## Consigne 1
D'après le texte sur Les oiseaux, dans quel format la chaîne TCM a-t-elle diffusé le film ?

## Texte présenté
Un fim de Alfred Hitchcock
Les oiseaux reste aujourd'hui l'un des films les plus emblématiques de la carrière prolifique de celui qu'on appelle le "Maître du suspense". Logique, en ce sens qu'il condense à merveille ce qui fait le style Hitchcock. Combinant une love-story bien amenée, des séquences de suspense et de violence, des effets spéciaux étonnants, réunis autour d'une idée à la simplicité terrifiante -du jour au lendemain, des oiseaux attaquent mortellement des êtres humains-, le film fait preuve encore aujourd'hui d'une puissance assez peu commune pour nous convaincre de son postulat invraisemblable.
La chaîne TCM a récemment diffusé Les oiseaux dans son format original 1.85 : 1, c'est-à-dire en écran large, laissant loin dernière nous l'image assez catastrophique du premier DVD Universal sorti recadré en 4/3. Si la bévue a été réparée depuis par une ressortie, c'est un soulagement de voir que certaines chaînes sont plus respectueuses que d'autres du format original des films qu'elles programment ; il y a quelques mois, c'était Arte qui diffusait enfin Marnie au format large, alors que d'autres (M6, TF1, ...) n'hésitent pas à recadrer pour une sotte idée de convenance technique (comprenez, il faut que l'image remplisse mon écran 16/9, ...). L'on découvre alors, comme dans les meilleurs Hitchcock, des cadrages cohérents et harmonieux (fini, les voitures coupées en deux par le pan & scan sauvage), qui laissent s'étendre les paysages de campagne de Bodega Bay, près de San Francisco (où Hitchcock avait tourné quelques années auparavant l'inoubliable Sueurs Froides (Vertigo, 1958). Une atmosphère de prime abord plutôt paisible, qui va rapidement tourner au cauchemar... Du roman de Rebecca DuMaurier, il ne reste pas grand chose, sinon l'idée de base : son développement est à mettre au crédit d'Evan Hunter, alias Ed McBain (de son véritable nom Salvatore Lambino), un des roi du roman noir.

## Consigne 2
Relevez, dans les entrées ci-dessous, toutes les lignes où figure le mot « CANOPY ».

## Entrées répertoriées
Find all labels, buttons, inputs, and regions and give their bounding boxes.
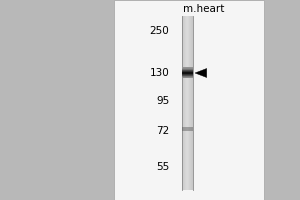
Text: 250: 250 <box>150 26 169 36</box>
Text: 95: 95 <box>156 96 170 106</box>
Bar <box>114 0 264 200</box>
Text: 72: 72 <box>156 126 170 136</box>
Bar <box>182 67 193 68</box>
Bar <box>182 73 193 74</box>
Bar <box>182 72 193 73</box>
Bar <box>182 68 193 69</box>
Bar <box>182 69 193 70</box>
Bar <box>182 74 193 75</box>
Bar <box>182 127 193 131</box>
Bar <box>182 75 193 76</box>
Text: 55: 55 <box>156 162 170 172</box>
Polygon shape <box>195 68 207 77</box>
Text: m.heart: m.heart <box>183 4 225 14</box>
Bar <box>182 77 193 78</box>
Bar <box>182 71 193 72</box>
Bar <box>182 70 193 71</box>
Text: 130: 130 <box>150 68 169 78</box>
Bar <box>182 76 193 77</box>
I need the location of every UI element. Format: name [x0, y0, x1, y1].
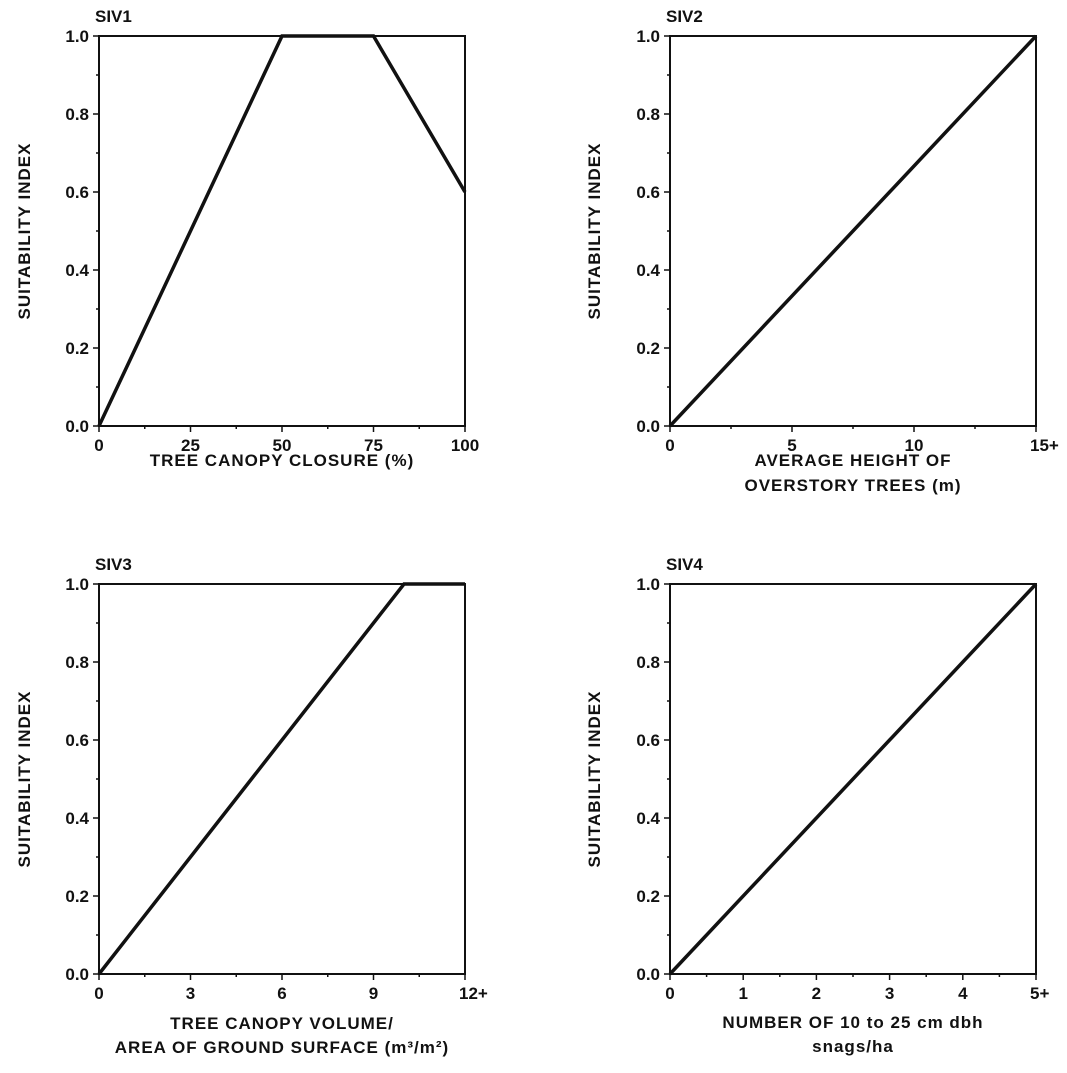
- y-tick-label: 0.0: [636, 417, 660, 436]
- y-tick-label: 1.0: [65, 27, 89, 46]
- y-tick-label: 0.0: [65, 417, 89, 436]
- x-tick-label: 0: [94, 436, 103, 455]
- y-axis-label: SUITABILITY INDEX: [585, 143, 604, 320]
- x-axis-label: NUMBER OF 10 to 25 cm dbh: [722, 1013, 983, 1032]
- series-line: [97, 582, 465, 976]
- x-tick-label: 1: [738, 984, 747, 1003]
- x-tick-label: 4: [958, 984, 968, 1003]
- y-tick-label: 0.0: [65, 965, 89, 984]
- y-axis-label: SUITABILITY INDEX: [15, 143, 34, 320]
- chart-panel-siv3: SIV3 0.0 0.2 0.4 0.6 0.8 1.0 0 3 6 9 12+ SUITABILITY…: [15, 555, 488, 1057]
- x-tick-label: 2: [812, 984, 821, 1003]
- x-tick-label: 5+: [1030, 984, 1049, 1003]
- y-axis-label: SUITABILITY INDEX: [585, 691, 604, 868]
- y-tick-label: 0.2: [65, 339, 89, 358]
- series-line: [668, 34, 1038, 428]
- x-tick-label: 6: [277, 984, 286, 1003]
- y-tick-label: 0.6: [636, 731, 660, 750]
- y-tick-label: 0.8: [636, 653, 660, 672]
- y-tick-label: 0.6: [636, 183, 660, 202]
- panel-title: SIV1: [95, 7, 132, 26]
- y-tick-label: 1.0: [65, 575, 89, 594]
- x-tick-label: 75: [364, 436, 383, 455]
- y-tick-label: 0.4: [65, 261, 89, 280]
- x-tick-label: 12+: [459, 984, 488, 1003]
- x-tick-label: 0: [665, 984, 674, 1003]
- y-tick-label: 0.6: [65, 183, 89, 202]
- panel-title: SIV2: [666, 7, 703, 26]
- y-tick-label: 0.4: [636, 809, 660, 828]
- x-tick-label: 15+: [1030, 436, 1059, 455]
- y-tick-label: 0.4: [65, 809, 89, 828]
- plot-frame: [98, 583, 466, 975]
- y-tick-label: 0.2: [65, 887, 89, 906]
- x-axis-label: AREA OF GROUND SURFACE (m³/m²): [115, 1038, 449, 1057]
- x-tick-label: 50: [273, 436, 292, 455]
- chart-panel-siv1: SIV1 0.0 0.2 0.4 0.6 0.8 1.0 0 25 50 75 100 SUITABIL…: [15, 7, 479, 470]
- x-tick-label: 100: [451, 436, 479, 455]
- y-tick-label: 0.2: [636, 339, 660, 358]
- chart-panel-siv2: SIV2 0.0 0.2 0.4 0.6 0.8 1.0 0 5 10 15+ SUITABILITY…: [585, 7, 1059, 495]
- y-tick-label: 0.0: [636, 965, 660, 984]
- series-line: [97, 34, 467, 427]
- panel-title: SIV4: [666, 555, 703, 574]
- x-axis-label: TREE CANOPY CLOSURE (%): [150, 451, 415, 470]
- y-axis-label: SUITABILITY INDEX: [15, 691, 34, 868]
- plot-frame: [98, 35, 466, 427]
- x-axis-label: OVERSTORY TREES (m): [744, 476, 961, 495]
- x-axis-label: TREE CANOPY VOLUME/: [170, 1014, 394, 1033]
- y-tick-label: 0.6: [65, 731, 89, 750]
- y-tick-label: 0.8: [65, 653, 89, 672]
- x-tick-label: 0: [94, 984, 103, 1003]
- x-tick-label: 10: [905, 436, 924, 455]
- panel-title: SIV3: [95, 555, 132, 574]
- x-tick-label: 3: [885, 984, 894, 1003]
- chart-panel-siv4: SIV4 0.0 0.2 0.4 0.6 0.8 1.0 0 1 2 3 4 5+ SUITABILITY…: [585, 555, 1049, 1056]
- x-axis-label: snags/ha: [812, 1037, 894, 1056]
- x-axis-label: AVERAGE HEIGHT OF: [754, 451, 951, 470]
- y-tick-label: 0.8: [636, 105, 660, 124]
- x-tick-label: 0: [665, 436, 674, 455]
- x-tick-label: 5: [787, 436, 796, 455]
- y-tick-label: 1.0: [636, 27, 660, 46]
- series-line: [668, 582, 1038, 976]
- x-tick-label: 9: [369, 984, 378, 1003]
- y-tick-label: 1.0: [636, 575, 660, 594]
- y-tick-label: 0.8: [65, 105, 89, 124]
- x-tick-label: 25: [181, 436, 200, 455]
- y-tick-label: 0.4: [636, 261, 660, 280]
- x-tick-label: 3: [186, 984, 195, 1003]
- y-tick-label: 0.2: [636, 887, 660, 906]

## Réponse rédigée 1
Dans son format original 1.85 : 1, c'est-à-dire en écran large.

## Réponse rédigée 2
- x-axis-label: TREE CANOPY CLOSURE (%): [150, 451, 415, 470]
- x-axis-label: TREE CANOPY VOLUME/: [170, 1014, 394, 1033]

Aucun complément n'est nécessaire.